**Exercise brief**
Determine which lines contain the word "image", then copy those lines.

**Data for processing**
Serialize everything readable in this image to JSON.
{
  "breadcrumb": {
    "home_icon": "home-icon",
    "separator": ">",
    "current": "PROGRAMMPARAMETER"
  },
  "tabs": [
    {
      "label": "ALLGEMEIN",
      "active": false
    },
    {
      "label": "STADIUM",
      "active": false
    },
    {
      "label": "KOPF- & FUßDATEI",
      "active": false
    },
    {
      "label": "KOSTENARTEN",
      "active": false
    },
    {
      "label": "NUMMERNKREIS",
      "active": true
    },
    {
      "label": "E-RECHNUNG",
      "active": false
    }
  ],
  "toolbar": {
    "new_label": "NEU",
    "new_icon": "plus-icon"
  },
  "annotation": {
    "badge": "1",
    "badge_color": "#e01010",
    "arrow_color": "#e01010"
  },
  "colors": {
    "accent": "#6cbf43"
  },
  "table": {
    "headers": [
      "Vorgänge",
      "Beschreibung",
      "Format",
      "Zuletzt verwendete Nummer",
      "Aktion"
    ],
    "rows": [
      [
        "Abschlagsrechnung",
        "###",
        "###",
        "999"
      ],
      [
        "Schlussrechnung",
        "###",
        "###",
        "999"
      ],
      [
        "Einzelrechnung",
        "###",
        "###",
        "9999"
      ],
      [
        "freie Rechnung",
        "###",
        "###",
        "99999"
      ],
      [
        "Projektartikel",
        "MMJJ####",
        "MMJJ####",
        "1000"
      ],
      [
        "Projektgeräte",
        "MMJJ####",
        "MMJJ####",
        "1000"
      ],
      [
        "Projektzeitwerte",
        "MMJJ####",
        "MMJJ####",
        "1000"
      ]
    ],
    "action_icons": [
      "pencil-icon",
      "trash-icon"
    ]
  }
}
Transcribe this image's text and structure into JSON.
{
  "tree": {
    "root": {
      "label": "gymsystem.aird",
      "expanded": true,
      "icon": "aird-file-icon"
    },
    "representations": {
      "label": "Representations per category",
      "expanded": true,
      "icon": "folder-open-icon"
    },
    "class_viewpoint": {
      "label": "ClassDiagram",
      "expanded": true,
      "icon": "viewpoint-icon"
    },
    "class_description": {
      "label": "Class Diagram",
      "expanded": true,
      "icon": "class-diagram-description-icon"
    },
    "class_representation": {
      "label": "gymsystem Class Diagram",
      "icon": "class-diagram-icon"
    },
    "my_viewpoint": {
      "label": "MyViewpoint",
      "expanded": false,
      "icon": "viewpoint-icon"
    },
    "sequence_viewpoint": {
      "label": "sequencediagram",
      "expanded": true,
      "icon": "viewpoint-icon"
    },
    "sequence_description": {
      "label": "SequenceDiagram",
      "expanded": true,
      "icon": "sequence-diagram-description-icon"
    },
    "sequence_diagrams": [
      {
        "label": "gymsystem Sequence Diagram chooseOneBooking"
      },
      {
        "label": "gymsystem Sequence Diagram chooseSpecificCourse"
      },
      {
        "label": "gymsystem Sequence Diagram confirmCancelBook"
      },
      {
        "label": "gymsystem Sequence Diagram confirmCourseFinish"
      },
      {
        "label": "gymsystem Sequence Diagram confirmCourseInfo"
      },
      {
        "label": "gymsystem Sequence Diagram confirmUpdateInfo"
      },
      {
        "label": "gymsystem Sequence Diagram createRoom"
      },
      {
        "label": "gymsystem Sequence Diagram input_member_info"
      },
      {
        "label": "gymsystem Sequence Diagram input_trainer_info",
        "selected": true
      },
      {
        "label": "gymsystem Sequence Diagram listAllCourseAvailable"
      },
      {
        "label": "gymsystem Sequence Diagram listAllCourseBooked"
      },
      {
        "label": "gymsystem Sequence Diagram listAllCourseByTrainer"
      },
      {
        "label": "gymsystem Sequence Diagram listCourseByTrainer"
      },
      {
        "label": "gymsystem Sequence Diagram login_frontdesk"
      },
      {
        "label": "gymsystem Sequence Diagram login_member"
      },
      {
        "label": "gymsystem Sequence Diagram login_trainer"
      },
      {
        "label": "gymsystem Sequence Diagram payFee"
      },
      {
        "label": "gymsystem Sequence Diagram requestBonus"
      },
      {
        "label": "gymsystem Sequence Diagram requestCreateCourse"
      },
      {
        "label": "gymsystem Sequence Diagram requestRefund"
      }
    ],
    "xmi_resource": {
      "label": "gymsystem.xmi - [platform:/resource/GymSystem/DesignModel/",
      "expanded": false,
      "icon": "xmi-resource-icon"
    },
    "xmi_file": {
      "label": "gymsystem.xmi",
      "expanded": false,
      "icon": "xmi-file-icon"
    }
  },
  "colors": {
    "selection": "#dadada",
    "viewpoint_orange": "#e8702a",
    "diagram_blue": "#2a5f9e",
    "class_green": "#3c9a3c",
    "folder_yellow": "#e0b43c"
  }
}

**Written solution**
Serialize everything readable in this image to JSON.
Transcribe this image's text and structure into JSON.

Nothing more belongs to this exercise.